Would you quote every entry exactly, dropping only the pictures?

-- begin EXTRACTED INFORMATION --

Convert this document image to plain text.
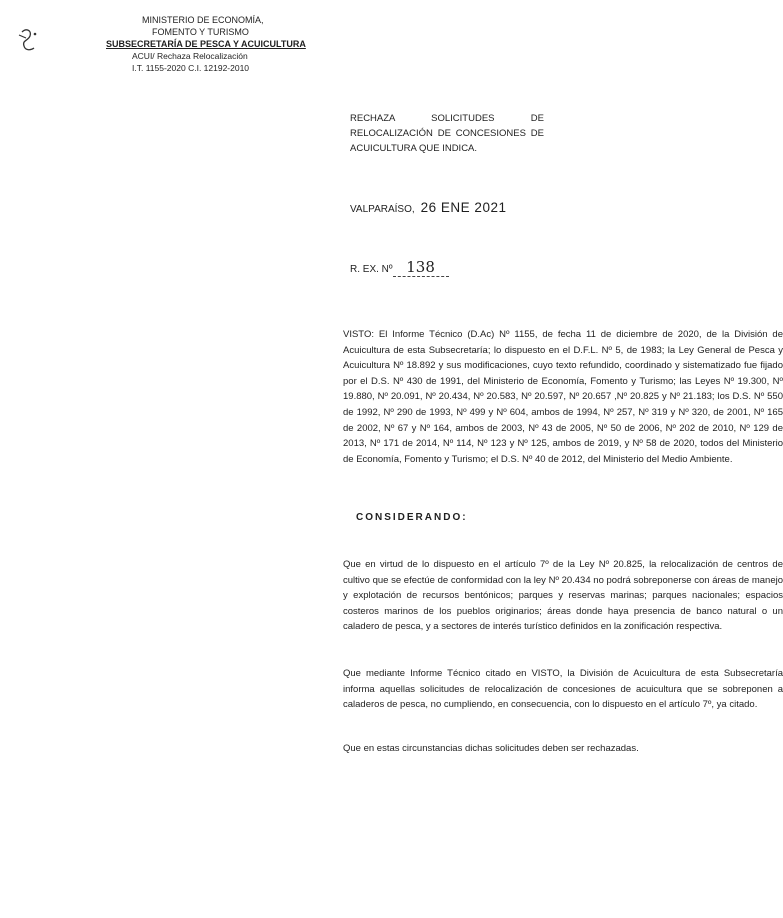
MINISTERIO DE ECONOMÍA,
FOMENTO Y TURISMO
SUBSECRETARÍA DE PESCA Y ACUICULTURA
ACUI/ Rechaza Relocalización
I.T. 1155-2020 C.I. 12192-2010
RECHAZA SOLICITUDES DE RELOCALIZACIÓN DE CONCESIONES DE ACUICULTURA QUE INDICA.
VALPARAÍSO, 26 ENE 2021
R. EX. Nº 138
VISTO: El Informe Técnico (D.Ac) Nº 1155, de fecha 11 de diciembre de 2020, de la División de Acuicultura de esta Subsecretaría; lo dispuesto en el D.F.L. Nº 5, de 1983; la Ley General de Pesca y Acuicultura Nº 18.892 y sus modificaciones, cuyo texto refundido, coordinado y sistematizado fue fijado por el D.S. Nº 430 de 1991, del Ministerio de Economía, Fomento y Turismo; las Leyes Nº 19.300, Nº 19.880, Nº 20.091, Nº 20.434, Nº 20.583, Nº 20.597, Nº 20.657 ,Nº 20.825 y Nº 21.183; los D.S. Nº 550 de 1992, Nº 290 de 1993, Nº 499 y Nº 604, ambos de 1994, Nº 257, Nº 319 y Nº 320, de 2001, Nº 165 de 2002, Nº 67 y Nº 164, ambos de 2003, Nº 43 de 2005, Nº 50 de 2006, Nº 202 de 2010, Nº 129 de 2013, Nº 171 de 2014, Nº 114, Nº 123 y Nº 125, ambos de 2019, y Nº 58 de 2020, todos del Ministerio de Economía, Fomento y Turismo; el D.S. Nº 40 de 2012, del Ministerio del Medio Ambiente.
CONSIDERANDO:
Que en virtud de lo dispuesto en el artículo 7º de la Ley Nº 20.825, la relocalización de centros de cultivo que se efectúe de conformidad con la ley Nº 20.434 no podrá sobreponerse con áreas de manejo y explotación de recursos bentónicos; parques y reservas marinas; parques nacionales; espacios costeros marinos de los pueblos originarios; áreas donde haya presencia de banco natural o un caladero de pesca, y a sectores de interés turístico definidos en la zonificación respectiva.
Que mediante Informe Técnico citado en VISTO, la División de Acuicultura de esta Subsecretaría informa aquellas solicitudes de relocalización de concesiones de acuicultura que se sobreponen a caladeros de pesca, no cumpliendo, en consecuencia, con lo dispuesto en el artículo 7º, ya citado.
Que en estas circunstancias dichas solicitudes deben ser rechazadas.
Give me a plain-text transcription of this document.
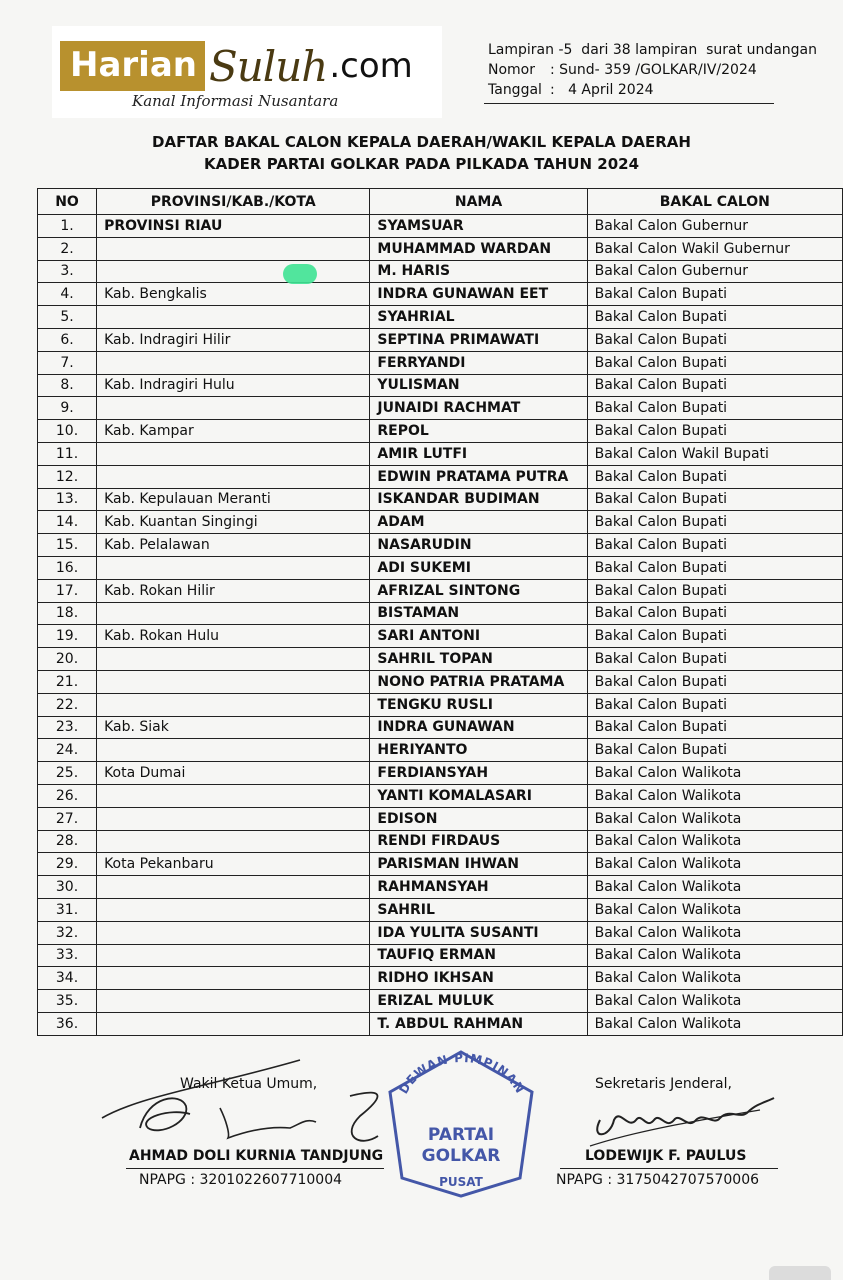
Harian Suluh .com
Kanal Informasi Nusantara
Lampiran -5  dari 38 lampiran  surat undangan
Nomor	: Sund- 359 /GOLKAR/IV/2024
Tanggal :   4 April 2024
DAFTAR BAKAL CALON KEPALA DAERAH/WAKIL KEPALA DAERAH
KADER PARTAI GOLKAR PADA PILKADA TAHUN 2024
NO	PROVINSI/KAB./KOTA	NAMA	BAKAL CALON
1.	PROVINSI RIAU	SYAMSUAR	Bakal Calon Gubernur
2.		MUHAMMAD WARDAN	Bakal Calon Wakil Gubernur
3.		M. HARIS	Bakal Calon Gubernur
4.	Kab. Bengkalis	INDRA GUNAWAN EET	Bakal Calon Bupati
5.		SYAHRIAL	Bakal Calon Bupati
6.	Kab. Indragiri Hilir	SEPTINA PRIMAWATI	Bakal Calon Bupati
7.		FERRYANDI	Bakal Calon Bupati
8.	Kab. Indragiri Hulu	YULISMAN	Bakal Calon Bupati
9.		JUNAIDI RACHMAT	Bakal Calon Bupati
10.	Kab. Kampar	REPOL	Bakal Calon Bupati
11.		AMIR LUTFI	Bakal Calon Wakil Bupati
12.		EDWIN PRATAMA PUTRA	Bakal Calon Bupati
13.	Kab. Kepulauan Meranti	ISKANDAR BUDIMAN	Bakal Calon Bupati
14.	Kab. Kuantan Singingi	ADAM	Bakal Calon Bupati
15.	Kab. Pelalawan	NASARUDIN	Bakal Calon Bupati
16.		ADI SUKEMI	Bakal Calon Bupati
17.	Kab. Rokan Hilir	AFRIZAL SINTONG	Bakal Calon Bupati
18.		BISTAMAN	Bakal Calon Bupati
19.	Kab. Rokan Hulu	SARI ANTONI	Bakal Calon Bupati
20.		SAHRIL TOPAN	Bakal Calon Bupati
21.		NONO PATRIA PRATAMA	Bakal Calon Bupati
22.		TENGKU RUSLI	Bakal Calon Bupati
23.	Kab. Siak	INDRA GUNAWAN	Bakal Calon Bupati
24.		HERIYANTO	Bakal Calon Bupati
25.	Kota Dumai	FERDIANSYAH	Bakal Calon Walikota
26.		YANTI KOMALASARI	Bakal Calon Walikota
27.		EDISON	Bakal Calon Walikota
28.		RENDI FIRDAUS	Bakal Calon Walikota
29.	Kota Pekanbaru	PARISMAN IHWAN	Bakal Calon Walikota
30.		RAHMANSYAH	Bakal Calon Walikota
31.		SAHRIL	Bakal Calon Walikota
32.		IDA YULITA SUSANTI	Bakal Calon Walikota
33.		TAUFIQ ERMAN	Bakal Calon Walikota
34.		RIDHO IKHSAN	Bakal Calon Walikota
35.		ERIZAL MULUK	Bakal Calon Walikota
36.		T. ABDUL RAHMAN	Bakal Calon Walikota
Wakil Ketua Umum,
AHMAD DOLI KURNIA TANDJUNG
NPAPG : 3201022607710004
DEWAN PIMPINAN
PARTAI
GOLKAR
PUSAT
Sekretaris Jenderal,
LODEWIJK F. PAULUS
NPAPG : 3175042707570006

-- end EXTRACTED INFORMATION --

> SOLUTION TO THE EXERCISE:
Convert this document image to plain text.
MINISTERIO DE ECONOMÍA,
FOMENTO Y TURISMO
SUBSECRETARÍA DE PESCA Y ACUICULTURA
ACUI/ Rechaza Relocalización
I.T. 1155-2020 C.I. 12192-2010
RECHAZA SOLICITUDES DE RELOCALIZACIÓN DE CONCESIONES DE ACUICULTURA QUE INDICA.
VALPARAÍSO, 26 ENE 2021
R. EX. Nº 138
VISTO: El Informe Técnico (D.Ac) Nº 1155, de fecha 11 de diciembre de 2020, de la División de Acuicultura de esta Subsecretaría; lo dispuesto en el D.F.L. Nº 5, de 1983; la Ley General de Pesca y Acuicultura Nº 18.892 y sus modificaciones, cuyo texto refundido, coordinado y sistematizado fue fijado por el D.S. Nº 430 de 1991, del Ministerio de Economía, Fomento y Turismo; las Leyes Nº 19.300, Nº 19.880, Nº 20.091, Nº 20.434, Nº 20.583, Nº 20.597, Nº 20.657 ,Nº 20.825 y Nº 21.183; los D.S. Nº 550 de 1992, Nº 290 de 1993, Nº 499 y Nº 604, ambos de 1994, Nº 257, Nº 319 y Nº 320, de 2001, Nº 165 de 2002, Nº 67 y Nº 164, ambos de 2003, Nº 43 de 2005, Nº 50 de 2006, Nº 202 de 2010, Nº 129 de 2013, Nº 171 de 2014, Nº 114, Nº 123 y Nº 125, ambos de 2019, y Nº 58 de 2020, todos del Ministerio de Economía, Fomento y Turismo; el D.S. Nº 40 de 2012, del Ministerio del Medio Ambiente.
CONSIDERANDO:
Que en virtud de lo dispuesto en el artículo 7º de la Ley Nº 20.825, la relocalización de centros de cultivo que se efectúe de conformidad con la ley Nº 20.434 no podrá sobreponerse con áreas de manejo y explotación de recursos bentónicos; parques y reservas marinas; parques nacionales; espacios costeros marinos de los pueblos originarios; áreas donde haya presencia de banco natural o un caladero de pesca, y a sectores de interés turístico definidos en la zonificación respectiva.
Que mediante Informe Técnico citado en VISTO, la División de Acuicultura de esta Subsecretaría informa aquellas solicitudes de relocalización de concesiones de acuicultura que se sobreponen a caladeros de pesca, no cumpliendo, en consecuencia, con lo dispuesto en el artículo 7º, ya citado.
Que en estas circunstancias dichas solicitudes deben ser rechazadas.
Give me a plain-text transcription of this document.
Harian Suluh .com
Kanal Informasi Nusantara
Lampiran -5  dari 38 lampiran  surat undangan
Nomor	: Sund- 359 /GOLKAR/IV/2024
Tanggal :   4 April 2024
DAFTAR BAKAL CALON KEPALA DAERAH/WAKIL KEPALA DAERAH
KADER PARTAI GOLKAR PADA PILKADA TAHUN 2024
NO	PROVINSI/KAB./KOTA	NAMA	BAKAL CALON
1.	PROVINSI RIAU	SYAMSUAR	Bakal Calon Gubernur
2.		MUHAMMAD WARDAN	Bakal Calon Wakil Gubernur
3.		M. HARIS	Bakal Calon Gubernur
4.	Kab. Bengkalis	INDRA GUNAWAN EET	Bakal Calon Bupati
5.		SYAHRIAL	Bakal Calon Bupati
6.	Kab. Indragiri Hilir	SEPTINA PRIMAWATI	Bakal Calon Bupati
7.		FERRYANDI	Bakal Calon Bupati
8.	Kab. Indragiri Hulu	YULISMAN	Bakal Calon Bupati
9.		JUNAIDI RACHMAT	Bakal Calon Bupati
10.	Kab. Kampar	REPOL	Bakal Calon Bupati
11.		AMIR LUTFI	Bakal Calon Wakil Bupati
12.		EDWIN PRATAMA PUTRA	Bakal Calon Bupati
13.	Kab. Kepulauan Meranti	ISKANDAR BUDIMAN	Bakal Calon Bupati
14.	Kab. Kuantan Singingi	ADAM	Bakal Calon Bupati
15.	Kab. Pelalawan	NASARUDIN	Bakal Calon Bupati
16.		ADI SUKEMI	Bakal Calon Bupati
17.	Kab. Rokan Hilir	AFRIZAL SINTONG	Bakal Calon Bupati
18.		BISTAMAN	Bakal Calon Bupati
19.	Kab. Rokan Hulu	SARI ANTONI	Bakal Calon Bupati
20.		SAHRIL TOPAN	Bakal Calon Bupati
21.		NONO PATRIA PRATAMA	Bakal Calon Bupati
22.		TENGKU RUSLI	Bakal Calon Bupati
23.	Kab. Siak	INDRA GUNAWAN	Bakal Calon Bupati
24.		HERIYANTO	Bakal Calon Bupati
25.	Kota Dumai	FERDIANSYAH	Bakal Calon Walikota
26.		YANTI KOMALASARI	Bakal Calon Walikota
27.		EDISON	Bakal Calon Walikota
28.		RENDI FIRDAUS	Bakal Calon Walikota
29.	Kota Pekanbaru	PARISMAN IHWAN	Bakal Calon Walikota
30.		RAHMANSYAH	Bakal Calon Walikota
31.		SAHRIL	Bakal Calon Walikota
32.		IDA YULITA SUSANTI	Bakal Calon Walikota
33.		TAUFIQ ERMAN	Bakal Calon Walikota
34.		RIDHO IKHSAN	Bakal Calon Walikota
35.		ERIZAL MULUK	Bakal Calon Walikota
36.		T. ABDUL RAHMAN	Bakal Calon Walikota
Wakil Ketua Umum,
AHMAD DOLI KURNIA TANDJUNG
NPAPG : 3201022607710004
DEWAN PIMPINAN
PARTAI
GOLKAR
PUSAT
Sekretaris Jenderal,
LODEWIJK F. PAULUS
NPAPG : 3175042707570006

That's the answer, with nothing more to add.